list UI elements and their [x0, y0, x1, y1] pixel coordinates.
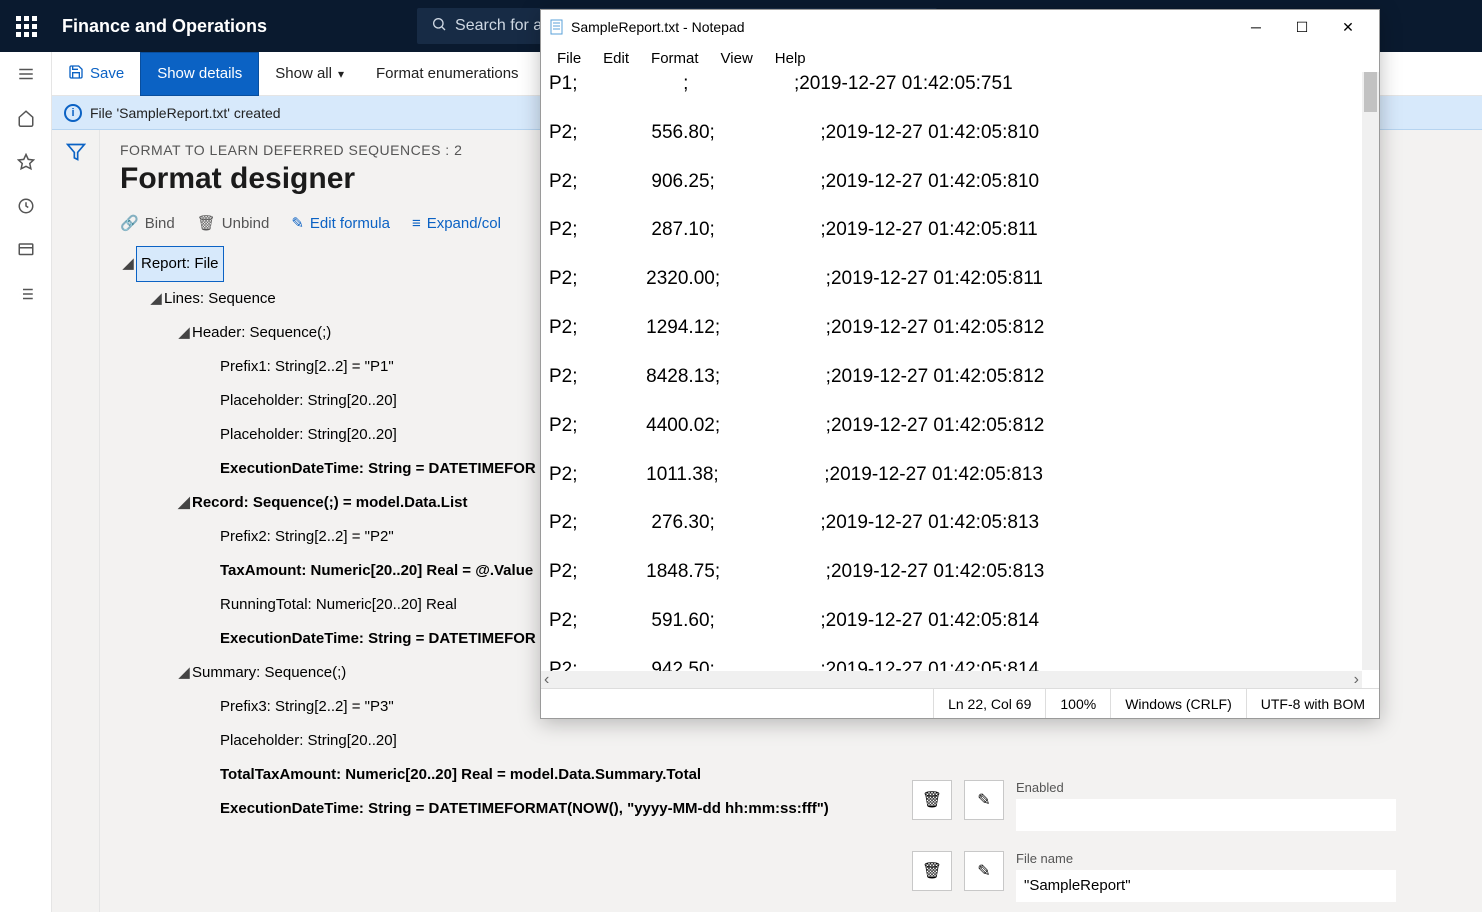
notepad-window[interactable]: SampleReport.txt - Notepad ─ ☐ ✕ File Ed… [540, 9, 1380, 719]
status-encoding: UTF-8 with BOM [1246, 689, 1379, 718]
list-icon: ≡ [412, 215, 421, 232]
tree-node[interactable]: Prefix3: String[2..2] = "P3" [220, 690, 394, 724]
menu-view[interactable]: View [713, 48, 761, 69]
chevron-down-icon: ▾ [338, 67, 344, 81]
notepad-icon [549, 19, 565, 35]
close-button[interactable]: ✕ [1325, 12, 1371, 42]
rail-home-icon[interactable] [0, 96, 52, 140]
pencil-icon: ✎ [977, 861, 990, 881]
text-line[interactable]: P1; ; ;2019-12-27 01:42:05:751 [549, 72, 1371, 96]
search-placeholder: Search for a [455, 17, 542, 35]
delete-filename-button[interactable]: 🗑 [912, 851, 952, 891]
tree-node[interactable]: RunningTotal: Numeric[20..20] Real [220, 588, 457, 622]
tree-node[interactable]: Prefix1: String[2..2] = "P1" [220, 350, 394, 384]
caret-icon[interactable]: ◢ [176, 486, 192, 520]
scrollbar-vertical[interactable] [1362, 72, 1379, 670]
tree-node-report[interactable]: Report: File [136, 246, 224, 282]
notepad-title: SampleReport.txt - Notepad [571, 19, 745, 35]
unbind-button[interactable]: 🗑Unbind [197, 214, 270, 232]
○ ○ ○ ○ ○ ○ ○
To do
Output the entries above as a numbered list, skipping any blank lines and leaving out the picture.

Worked answer
1. list UI elements and their [x0, y0, x1, y1] pixel coordinates.
2. notepad-window[interactable]: SampleReport.txt - Notepad ─ ☐ ✕ File Ed… [540, 9, 1380, 719]
3. status-encoding: UTF-8 with BOM [1246, 689, 1379, 718]
4. list-icon: ≡ [412, 215, 421, 232]
5. tree-node[interactable]: Prefix3: String[2..2] = "P3" [220, 690, 394, 724]
6. menu-view[interactable]: View [713, 48, 761, 69]
7. chevron-down-icon: ▾ [338, 67, 344, 81]
8. notepad-icon [549, 19, 565, 35]
9. close-button[interactable]: ✕ [1325, 12, 1371, 42]
10. rail-home-icon[interactable] [0, 96, 52, 140]
11. pencil-icon: ✎ [977, 861, 990, 881]
12. text-line[interactable]: P1; ; ;2019-12-27 01:42:05:751 [549, 72, 1371, 96]
13. search-placeholder: Search for a [455, 17, 542, 35]
14. delete-filename-button[interactable]: 🗑 [912, 851, 952, 891]
15. tree-node[interactable]: RunningTotal: Numeric[20..20] Real [220, 588, 457, 622]
16. tree-node[interactable]: Prefix1: String[2..2] = "P1" [220, 350, 394, 384]
17. caret-icon[interactable]: ◢ [176, 486, 192, 520]
18. scrollbar-vertical[interactable] [1362, 72, 1379, 670]
19. tree-node-report[interactable]: Report: File [136, 246, 224, 282]
20. notepad-title: SampleReport.txt - Notepad [571, 19, 745, 35]
21. unbind-button[interactable]: 🗑Unbind [197, 214, 270, 232]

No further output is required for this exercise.